## Task details
Reproduce every record exactly as it appears, but not the pictures.

## Information shown

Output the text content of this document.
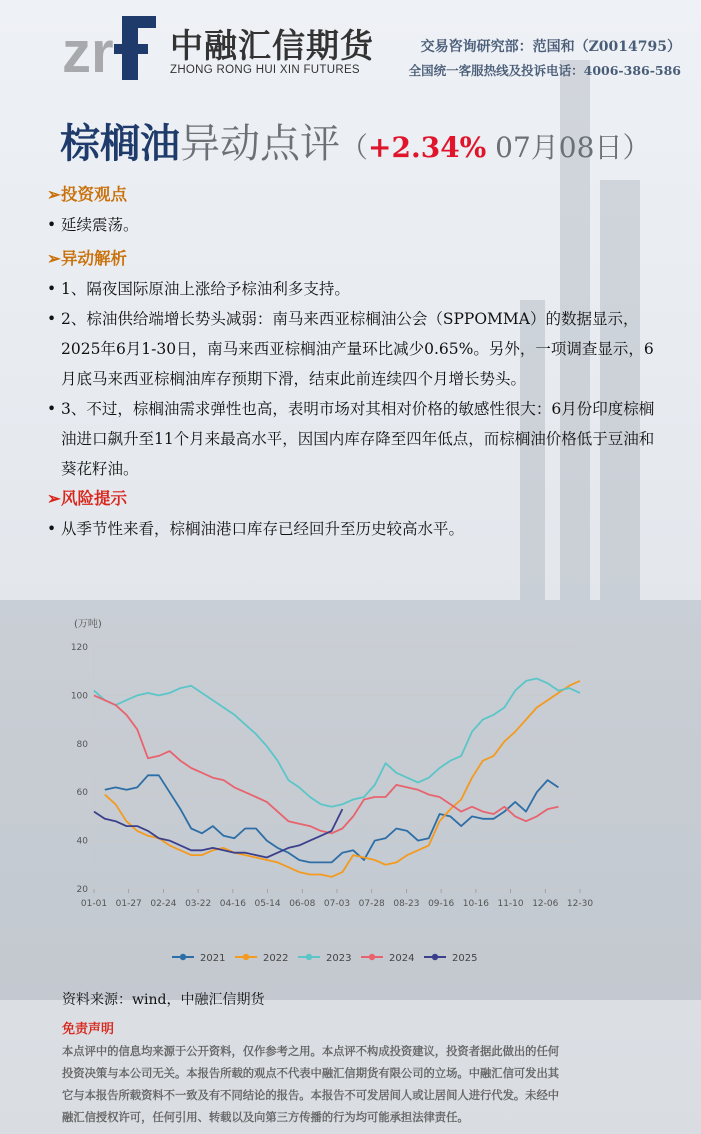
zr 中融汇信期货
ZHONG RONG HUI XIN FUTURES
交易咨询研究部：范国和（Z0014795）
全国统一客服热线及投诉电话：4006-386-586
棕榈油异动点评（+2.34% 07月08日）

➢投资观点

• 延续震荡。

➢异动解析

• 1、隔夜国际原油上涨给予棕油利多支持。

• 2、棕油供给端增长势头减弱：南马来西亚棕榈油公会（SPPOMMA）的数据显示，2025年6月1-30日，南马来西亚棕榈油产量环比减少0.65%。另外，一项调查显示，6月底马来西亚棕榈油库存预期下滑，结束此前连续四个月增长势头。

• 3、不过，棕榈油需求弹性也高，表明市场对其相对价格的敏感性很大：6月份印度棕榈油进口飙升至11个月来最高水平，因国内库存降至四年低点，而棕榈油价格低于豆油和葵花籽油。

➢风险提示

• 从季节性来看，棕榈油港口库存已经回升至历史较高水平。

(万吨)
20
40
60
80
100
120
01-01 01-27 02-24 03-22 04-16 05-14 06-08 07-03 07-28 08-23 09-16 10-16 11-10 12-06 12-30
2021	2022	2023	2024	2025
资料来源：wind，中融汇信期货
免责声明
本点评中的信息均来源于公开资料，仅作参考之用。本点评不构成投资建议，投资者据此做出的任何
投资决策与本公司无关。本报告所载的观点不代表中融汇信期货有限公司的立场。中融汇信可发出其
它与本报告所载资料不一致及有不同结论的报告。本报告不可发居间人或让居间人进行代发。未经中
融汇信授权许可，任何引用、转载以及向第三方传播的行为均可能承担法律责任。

## Problem solution
Output the text content of this document.
zr 中融汇信期货
ZHONG RONG HUI XIN FUTURES
交易咨询研究部：范国和（Z0014795）
全国统一客服热线及投诉电话：4006-386-586
棕榈油异动点评（+2.34% 07月08日）

➢投资观点

• 延续震荡。

➢异动解析

• 1、隔夜国际原油上涨给予棕油利多支持。

• 2、棕油供给端增长势头减弱：南马来西亚棕榈油公会（SPPOMMA）的数据显示，2025年6月1-30日，南马来西亚棕榈油产量环比减少0.65%。另外，一项调查显示，6月底马来西亚棕榈油库存预期下滑，结束此前连续四个月增长势头。

• 3、不过，棕榈油需求弹性也高，表明市场对其相对价格的敏感性很大：6月份印度棕榈油进口飙升至11个月来最高水平，因国内库存降至四年低点，而棕榈油价格低于豆油和葵花籽油。

➢风险提示

• 从季节性来看，棕榈油港口库存已经回升至历史较高水平。

(万吨)
20
40
60
80
100
120
01-01 01-27 02-24 03-22 04-16 05-14 06-08 07-03 07-28 08-23 09-16 10-16 11-10 12-06 12-30
2021	2022	2023	2024	2025
资料来源：wind，中融汇信期货
免责声明
本点评中的信息均来源于公开资料，仅作参考之用。本点评不构成投资建议，投资者据此做出的任何
投资决策与本公司无关。本报告所载的观点不代表中融汇信期货有限公司的立场。中融汇信可发出其
它与本报告所载资料不一致及有不同结论的报告。本报告不可发居间人或让居间人进行代发。未经中
融汇信授权许可，任何引用、转载以及向第三方传播的行为均可能承担法律责任。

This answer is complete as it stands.